— BEGIN —

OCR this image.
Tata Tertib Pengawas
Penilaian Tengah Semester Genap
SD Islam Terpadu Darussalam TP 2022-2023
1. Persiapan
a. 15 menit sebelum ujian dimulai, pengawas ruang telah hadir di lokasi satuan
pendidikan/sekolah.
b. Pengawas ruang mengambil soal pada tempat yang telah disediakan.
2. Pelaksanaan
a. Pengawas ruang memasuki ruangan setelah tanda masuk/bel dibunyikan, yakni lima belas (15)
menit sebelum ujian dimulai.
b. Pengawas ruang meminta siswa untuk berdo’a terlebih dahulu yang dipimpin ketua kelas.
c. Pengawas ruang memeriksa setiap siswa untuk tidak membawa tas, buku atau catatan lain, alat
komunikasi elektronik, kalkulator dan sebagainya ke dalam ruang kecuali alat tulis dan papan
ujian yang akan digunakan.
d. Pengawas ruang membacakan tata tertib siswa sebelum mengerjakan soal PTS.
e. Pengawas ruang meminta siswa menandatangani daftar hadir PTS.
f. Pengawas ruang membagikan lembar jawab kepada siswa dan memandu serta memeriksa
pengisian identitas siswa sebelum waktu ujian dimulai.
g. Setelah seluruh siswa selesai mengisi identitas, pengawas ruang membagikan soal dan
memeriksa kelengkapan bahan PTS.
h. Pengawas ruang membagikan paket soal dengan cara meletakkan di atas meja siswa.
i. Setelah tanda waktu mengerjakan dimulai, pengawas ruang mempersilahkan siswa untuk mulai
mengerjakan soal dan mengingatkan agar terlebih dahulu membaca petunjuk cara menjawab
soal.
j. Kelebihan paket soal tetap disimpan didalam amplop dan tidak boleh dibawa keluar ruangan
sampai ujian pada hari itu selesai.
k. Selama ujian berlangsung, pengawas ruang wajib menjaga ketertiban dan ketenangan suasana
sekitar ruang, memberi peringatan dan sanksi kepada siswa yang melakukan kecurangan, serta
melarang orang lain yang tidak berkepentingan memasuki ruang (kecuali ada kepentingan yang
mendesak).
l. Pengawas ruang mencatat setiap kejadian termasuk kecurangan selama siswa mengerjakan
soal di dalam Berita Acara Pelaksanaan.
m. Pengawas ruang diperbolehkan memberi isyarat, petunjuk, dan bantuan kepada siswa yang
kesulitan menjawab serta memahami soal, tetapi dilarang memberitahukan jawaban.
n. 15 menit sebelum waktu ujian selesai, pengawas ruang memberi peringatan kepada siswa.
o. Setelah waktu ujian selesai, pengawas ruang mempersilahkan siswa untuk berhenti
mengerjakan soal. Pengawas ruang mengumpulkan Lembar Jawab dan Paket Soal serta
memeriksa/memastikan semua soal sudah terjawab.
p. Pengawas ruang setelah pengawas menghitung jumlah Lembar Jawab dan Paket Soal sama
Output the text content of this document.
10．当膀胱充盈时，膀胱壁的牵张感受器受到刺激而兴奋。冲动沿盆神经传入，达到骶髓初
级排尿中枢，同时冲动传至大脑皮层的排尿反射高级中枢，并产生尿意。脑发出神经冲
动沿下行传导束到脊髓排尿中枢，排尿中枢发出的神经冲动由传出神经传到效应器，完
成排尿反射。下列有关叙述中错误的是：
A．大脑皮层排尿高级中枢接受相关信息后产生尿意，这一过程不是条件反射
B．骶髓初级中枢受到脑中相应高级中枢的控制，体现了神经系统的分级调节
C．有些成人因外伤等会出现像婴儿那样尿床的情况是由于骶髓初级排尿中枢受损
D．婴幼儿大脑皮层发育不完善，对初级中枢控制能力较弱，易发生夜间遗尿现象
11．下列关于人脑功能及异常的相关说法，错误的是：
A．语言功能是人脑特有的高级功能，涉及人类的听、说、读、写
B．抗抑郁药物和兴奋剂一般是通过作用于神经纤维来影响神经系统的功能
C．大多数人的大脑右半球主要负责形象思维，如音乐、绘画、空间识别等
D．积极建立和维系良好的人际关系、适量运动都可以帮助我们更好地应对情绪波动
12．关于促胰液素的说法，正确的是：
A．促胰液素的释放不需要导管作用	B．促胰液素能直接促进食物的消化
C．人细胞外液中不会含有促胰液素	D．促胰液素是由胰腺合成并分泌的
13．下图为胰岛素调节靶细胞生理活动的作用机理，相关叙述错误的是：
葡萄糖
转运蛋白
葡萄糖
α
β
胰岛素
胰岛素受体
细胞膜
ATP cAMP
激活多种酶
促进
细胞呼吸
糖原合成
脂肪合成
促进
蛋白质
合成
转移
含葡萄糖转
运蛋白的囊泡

— END —

From the data above, gather every line that includes the word "hadir".

a. 15 menit sebelum ujian dimulai, pengawas ruang telah hadir di lokasi satuan
e. Pengawas ruang meminta siswa menandatangani daftar hadir PTS.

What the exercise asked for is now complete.